■ Written request:
Give the number of lines in this listing that contain "follower", with no other words.

■ Stored data:
□ □ □

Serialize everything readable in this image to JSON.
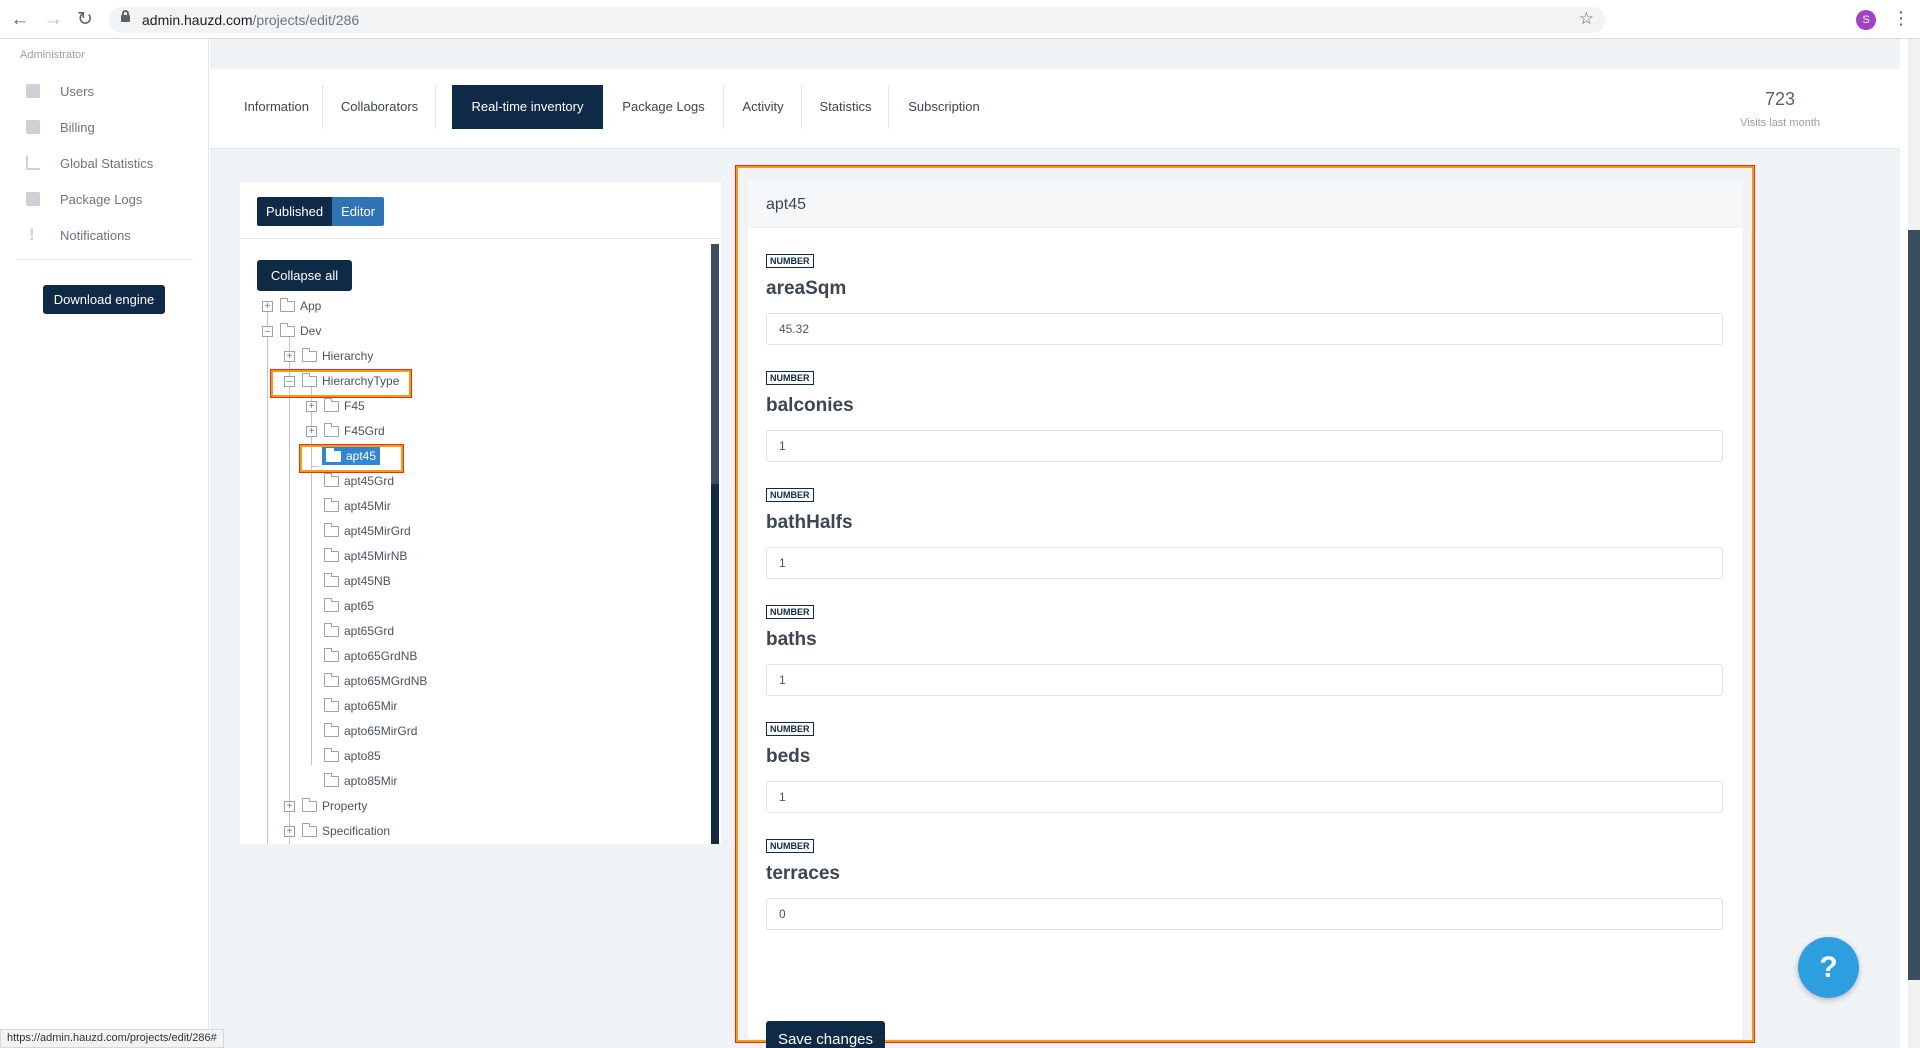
{
  "browser": {
    "url_host": "admin.hauzd.com",
    "url_path": "/projects/edit/286",
    "profile_initial": "S",
    "status_url": "https://admin.hauzd.com/projects/edit/286#"
  },
  "sidebar": {
    "role": "Administrator",
    "items": [
      {
        "label": "Users",
        "icon": "user-icon"
      },
      {
        "label": "Billing",
        "icon": "billing-icon"
      },
      {
        "label": "Global Statistics",
        "icon": "chart-icon"
      },
      {
        "label": "Package Logs",
        "icon": "package-icon"
      },
      {
        "label": "Notifications",
        "icon": "alert-icon"
      }
    ],
    "download_label": "Download engine"
  },
  "tabs": [
    {
      "label": "Information"
    },
    {
      "label": "Collaborators"
    },
    {
      "label": "Real-time inventory",
      "active": true
    },
    {
      "label": "Package Logs"
    },
    {
      "label": "Activity"
    },
    {
      "label": "Statistics"
    },
    {
      "label": "Subscription"
    }
  ],
  "visits": {
    "value": "723",
    "label": "Visits last month"
  },
  "tree": {
    "toggle": {
      "published": "Published",
      "editor": "Editor"
    },
    "collapse_label": "Collapse all",
    "nodes": [
      {
        "label": "App"
      },
      {
        "label": "Dev"
      },
      {
        "label": "Hierarchy"
      },
      {
        "label": "HierarchyType"
      },
      {
        "label": "F45"
      },
      {
        "label": "F45Grd"
      },
      {
        "label": "apt45",
        "selected": true
      },
      {
        "label": "apt45Grd"
      },
      {
        "label": "apt45Mir"
      },
      {
        "label": "apt45MirGrd"
      },
      {
        "label": "apt45MirNB"
      },
      {
        "label": "apt45NB"
      },
      {
        "label": "apt65"
      },
      {
        "label": "apt65Grd"
      },
      {
        "label": "apto65GrdNB"
      },
      {
        "label": "apto65MGrdNB"
      },
      {
        "label": "apto65Mir"
      },
      {
        "label": "apto65MirGrd"
      },
      {
        "label": "apto85"
      },
      {
        "label": "apto85Mir"
      },
      {
        "label": "Property"
      },
      {
        "label": "Specification"
      }
    ]
  },
  "form": {
    "title": "apt45",
    "fields": [
      {
        "type": "NUMBER",
        "name": "areaSqm",
        "value": "45.32"
      },
      {
        "type": "NUMBER",
        "name": "balconies",
        "value": "1"
      },
      {
        "type": "NUMBER",
        "name": "bathHalfs",
        "value": "1"
      },
      {
        "type": "NUMBER",
        "name": "baths",
        "value": "1"
      },
      {
        "type": "NUMBER",
        "name": "beds",
        "value": "1"
      },
      {
        "type": "NUMBER",
        "name": "terraces",
        "value": "0"
      }
    ],
    "save_label": "Save changes"
  },
  "help_label": "?"
}
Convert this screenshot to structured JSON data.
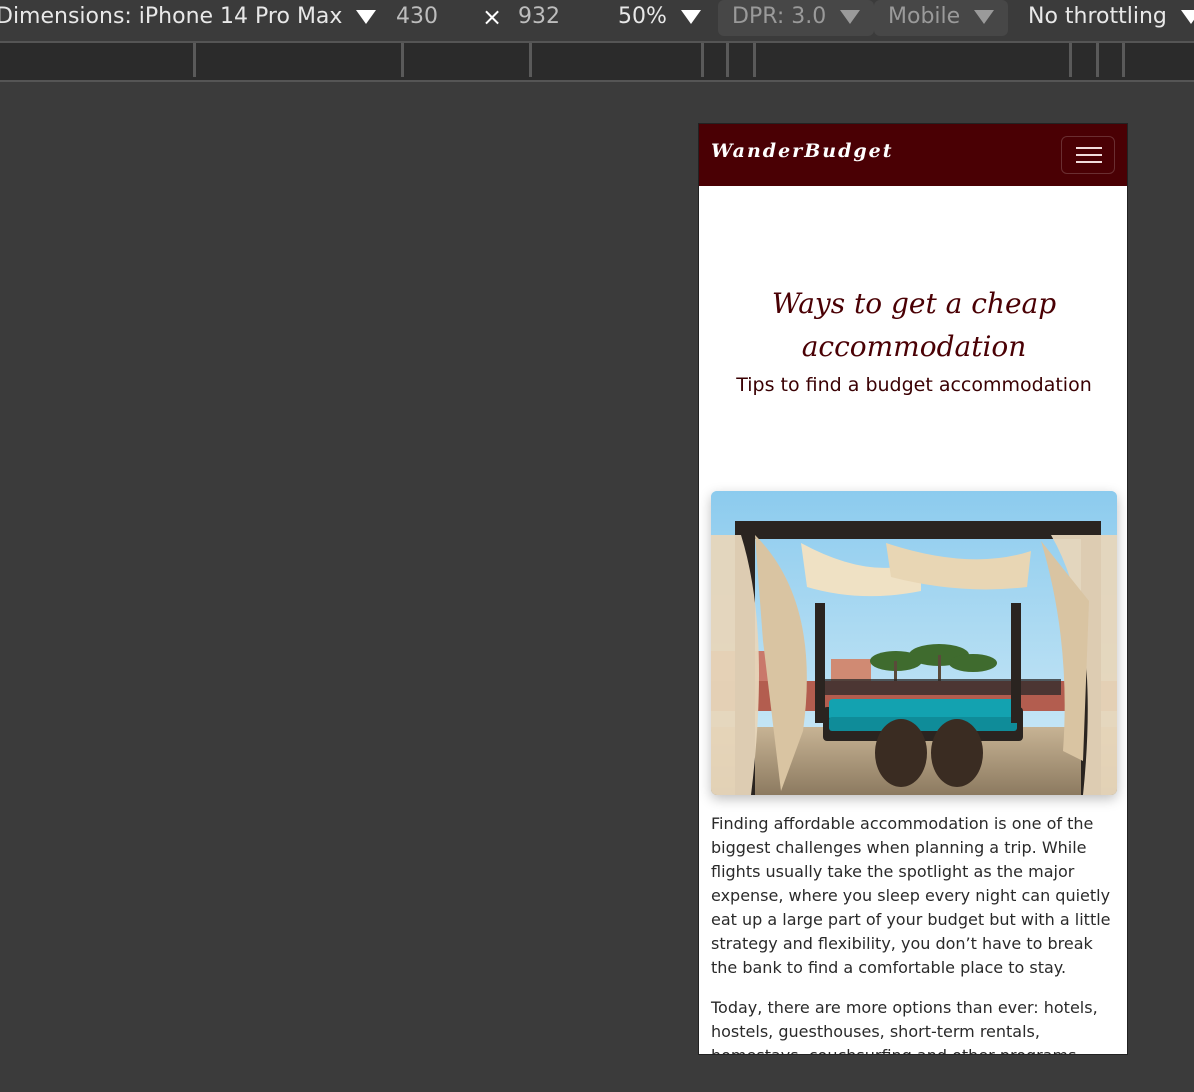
{
  "devtools": {
    "dimensions_label": "Dimensions: iPhone 14 Pro Max",
    "width": "430",
    "times": "×",
    "height": "932",
    "zoom": "50%",
    "dpr": "DPR: 3.0",
    "mode": "Mobile",
    "throttling": "No throttling"
  },
  "site": {
    "brand": "WanderBudget",
    "hero_title": "Ways to get a cheap accommodation",
    "hero_subtitle": "Tips to find a budget accommodation",
    "paragraphs": [
      "Finding affordable accommodation is one of the biggest challenges when planning a trip. While flights usually take the spotlight as the major expense, where you sleep every night can quietly eat up a large part of your budget but with a little strategy and flexibility, you don’t have to break the bank to find a comfortable place to stay.",
      "Today, there are more options than ever: hotels, hostels, guesthouses, short-term rentals, homestays, couchsurfing and other programs. Each has its own"
    ]
  },
  "colors": {
    "nav_bg": "#4a0004",
    "title": "#4a0004",
    "devtools_bg": "#3b3b3b"
  },
  "icons": {
    "menu": "hamburger-icon",
    "caret": "caret-down-icon"
  }
}
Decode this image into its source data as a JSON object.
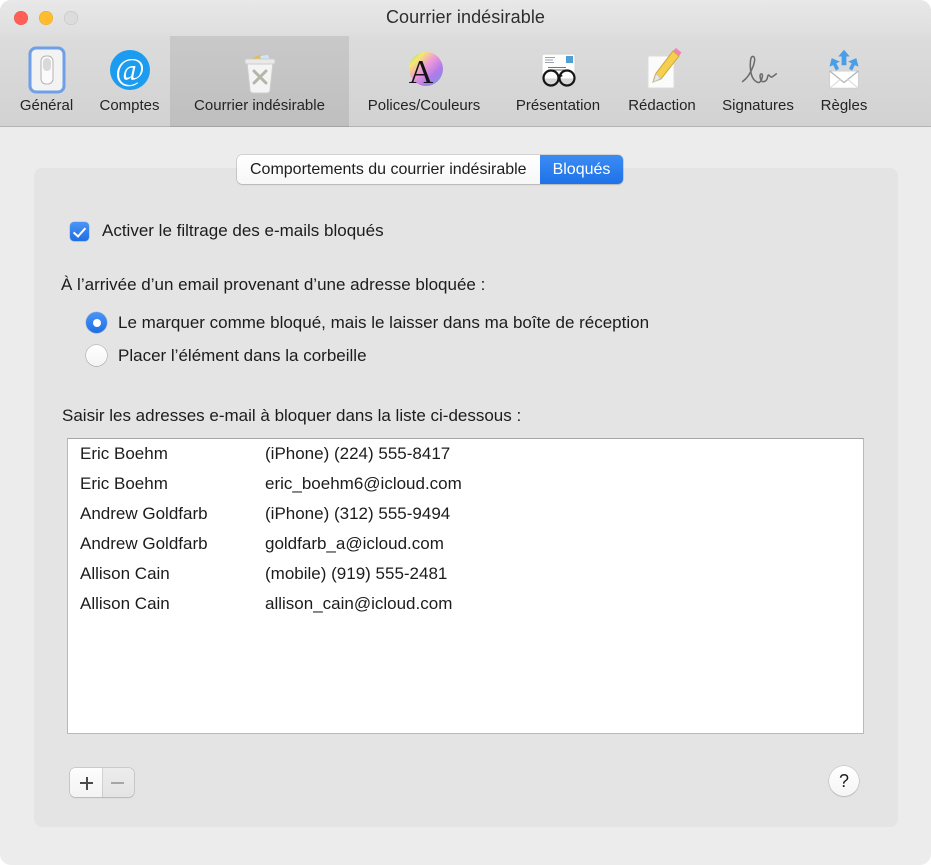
{
  "window": {
    "title": "Courrier indésirable",
    "traffic_lights": [
      {
        "name": "close",
        "color": "#ff5f57"
      },
      {
        "name": "minimize",
        "color": "#febc2e"
      },
      {
        "name": "zoom",
        "color": "#dcdcdc"
      }
    ]
  },
  "toolbar": {
    "items": [
      {
        "label": "Général",
        "icon": "switch-icon",
        "selected": false
      },
      {
        "label": "Comptes",
        "icon": "at-sign-icon",
        "selected": false
      },
      {
        "label": "Courrier indésirable",
        "icon": "junk-trash-icon",
        "selected": true
      },
      {
        "label": "Polices/Couleurs",
        "icon": "font-color-icon",
        "selected": false
      },
      {
        "label": "Présentation",
        "icon": "glasses-icon",
        "selected": false
      },
      {
        "label": "Rédaction",
        "icon": "pencil-page-icon",
        "selected": false
      },
      {
        "label": "Signatures",
        "icon": "signature-icon",
        "selected": false
      },
      {
        "label": "Règles",
        "icon": "rules-envelope-icon",
        "selected": false
      }
    ]
  },
  "tabs": {
    "items": [
      {
        "label": "Comportements du courrier indésirable",
        "active": false
      },
      {
        "label": "Bloqués",
        "active": true
      }
    ],
    "accent_color": "#2a7ded"
  },
  "settings": {
    "enable_checkbox_label": "Activer le filtrage des e-mails bloqués",
    "enable_checkbox_checked": true,
    "prompt": "À l’arrivée d’un email provenant d’une adresse bloquée :",
    "radio_options": [
      {
        "label": "Le marquer comme bloqué, mais le laisser dans ma boîte de réception",
        "selected": true
      },
      {
        "label": "Placer l’élément dans la corbeille",
        "selected": false
      }
    ],
    "list_label": "Saisir les adresses e-mail à bloquer dans la liste ci-dessous :"
  },
  "blocked_list": {
    "rows": [
      {
        "name": "Eric Boehm",
        "address": "(iPhone) (224) 555-8417"
      },
      {
        "name": "Eric Boehm",
        "address": "eric_boehm6@icloud.com"
      },
      {
        "name": "Andrew Goldfarb",
        "address": "(iPhone) (312) 555-9494"
      },
      {
        "name": "Andrew Goldfarb",
        "address": "goldfarb_a@icloud.com"
      },
      {
        "name": "Allison Cain",
        "address": "(mobile) (919) 555-2481"
      },
      {
        "name": "Allison Cain",
        "address": "allison_cain@icloud.com"
      }
    ]
  },
  "actions": {
    "add_label": "+",
    "remove_label": "−",
    "help_label": "?"
  }
}
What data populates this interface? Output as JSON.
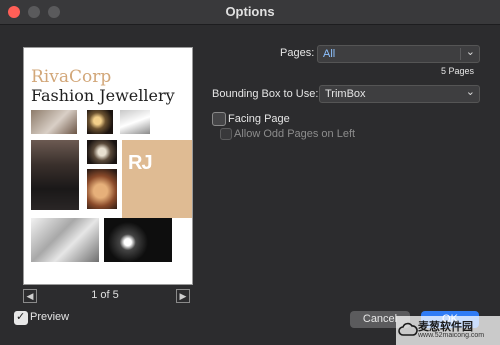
{
  "window": {
    "title": "Options"
  },
  "preview": {
    "brand_line1": "RivaCorp",
    "brand_line2": "Fashion Jewellery",
    "logo_text": "RJ",
    "page_indicator": "1 of 5",
    "preview_label": "Preview",
    "preview_checked": true
  },
  "options": {
    "pages_label": "Pages:",
    "pages_value": "All",
    "pages_count": "5 Pages",
    "bbox_label": "Bounding Box to Use:",
    "bbox_value": "TrimBox",
    "facing_label": "Facing Page",
    "odd_left_label": "Allow Odd Pages on Left"
  },
  "buttons": {
    "cancel": "Cancel",
    "ok": "OK"
  },
  "watermark": {
    "text": "麦葱软件园",
    "url": "www.52maicong.com"
  },
  "colors": {
    "accent": "#2f7cf6",
    "tan": "#dfbb93",
    "brand": "#d2a779"
  }
}
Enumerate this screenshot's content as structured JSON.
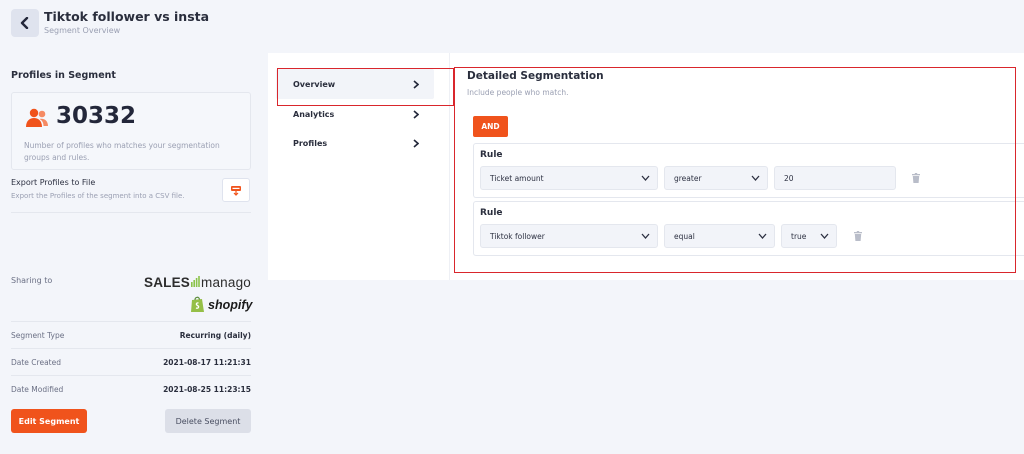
{
  "header": {
    "title": "Tiktok follower vs insta",
    "subtitle": "Segment Overview",
    "back_icon": "chevron-left-icon"
  },
  "profiles": {
    "heading": "Profiles in Segment",
    "count": "30332",
    "count_icon": "users-icon",
    "description": "Number of profiles who matches your segmentation groups and rules.",
    "accent_color": "#f0531c"
  },
  "export": {
    "title": "Export Profiles to File",
    "description": "Export the Profiles of the segment into a CSV file.",
    "icon": "csv-file-icon"
  },
  "sharing": {
    "label": "Sharing to",
    "logo_sales": "SALES",
    "logo_manago": "manago",
    "logo_shopify": "shopify"
  },
  "info": [
    {
      "key": "Segment Type",
      "value": "Recurring (daily)"
    },
    {
      "key": "Date Created",
      "value": "2021-08-17 11:21:31"
    },
    {
      "key": "Date Modified",
      "value": "2021-08-25 11:23:15"
    }
  ],
  "actions": {
    "edit_label": "Edit Segment",
    "delete_label": "Delete Segment"
  },
  "tabs": [
    {
      "label": "Overview",
      "active": true
    },
    {
      "label": "Analytics",
      "active": false
    },
    {
      "label": "Profiles",
      "active": false
    }
  ],
  "segmentation": {
    "title": "Detailed Segmentation",
    "subtitle": "Include people who match.",
    "operator": "AND",
    "rules": [
      {
        "label": "Rule",
        "field": "Ticket amount",
        "comparator": "greater",
        "value": "20"
      },
      {
        "label": "Rule",
        "field": "Tiktok follower",
        "comparator": "equal",
        "value": "true"
      }
    ]
  },
  "colors": {
    "primary": "#f0531c",
    "highlight": "#d9262c",
    "background": "#f3f5fa"
  }
}
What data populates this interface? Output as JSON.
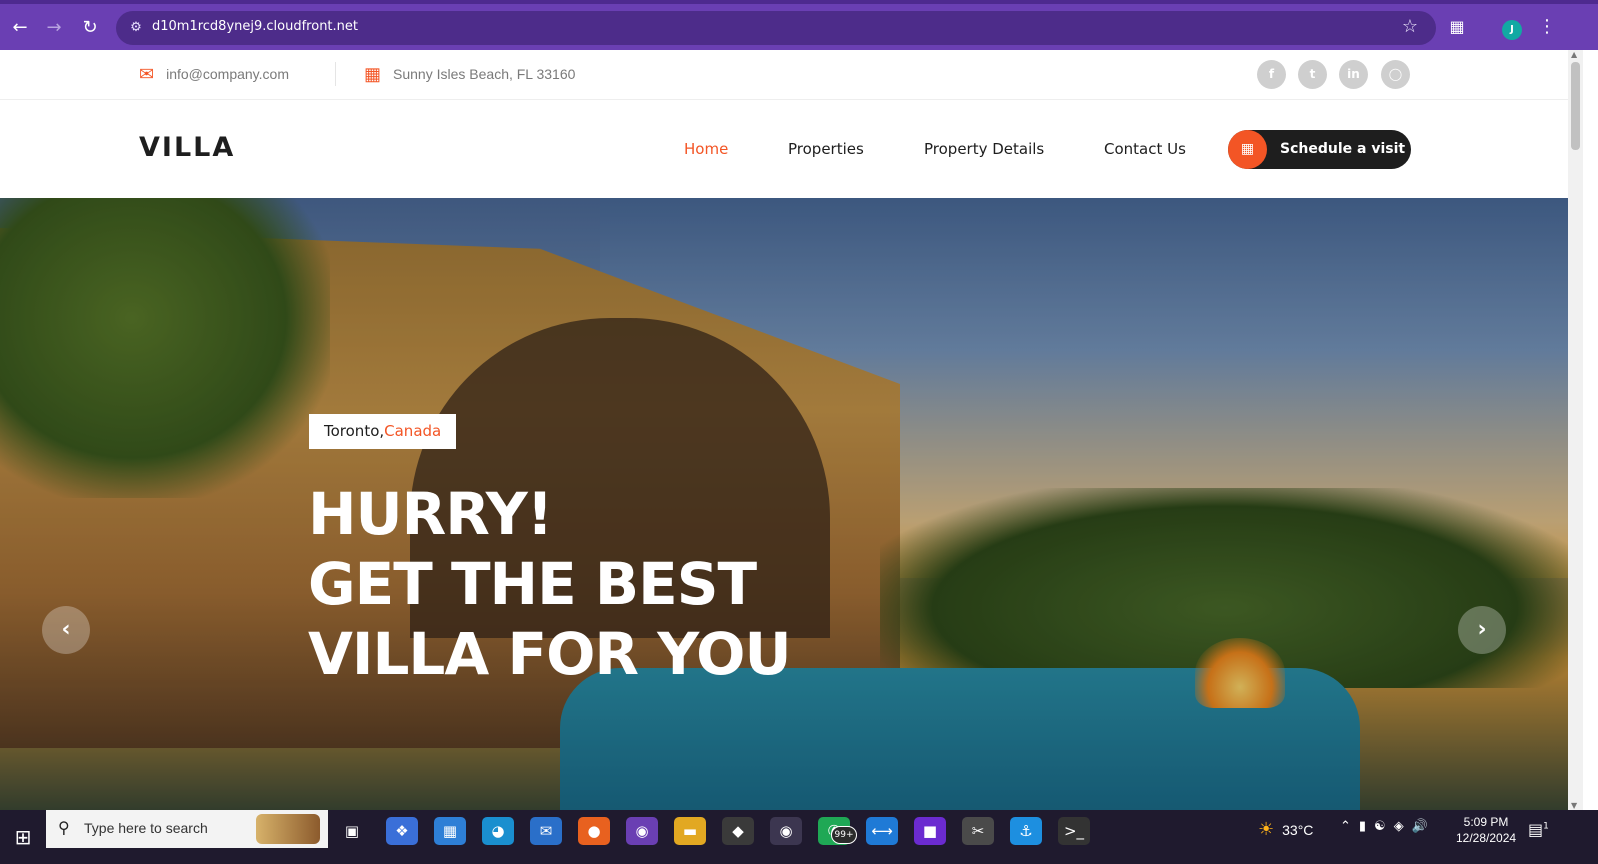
{
  "browser": {
    "url": "d10m1rcd8ynej9.cloudfront.net",
    "profile_initial": "J"
  },
  "info_bar": {
    "email": "info@company.com",
    "address": "Sunny Isles Beach, FL 33160",
    "socials": [
      "facebook-icon",
      "twitter-icon",
      "linkedin-icon",
      "instagram-icon"
    ]
  },
  "header": {
    "logo": "VILLA",
    "nav": [
      {
        "label": "Home",
        "active": true
      },
      {
        "label": "Properties",
        "active": false
      },
      {
        "label": "Property Details",
        "active": false
      },
      {
        "label": "Contact Us",
        "active": false
      }
    ],
    "cta_label": "Schedule a visit"
  },
  "hero": {
    "city": "Toronto, ",
    "country": "Canada",
    "line1": "HURRY!",
    "line2": "GET THE BEST",
    "line3": "VILLA FOR YOU"
  },
  "taskbar": {
    "search_placeholder": "Type here to search",
    "whatsapp_badge": "99+",
    "temperature": "33°C",
    "time": "5:09 PM",
    "date": "12/28/2024",
    "notification_count": "1"
  },
  "colors": {
    "accent": "#f35525",
    "dark": "#1e1e1e",
    "browser": "#6a3fb3"
  }
}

□ □ □

■ Output for this task:
2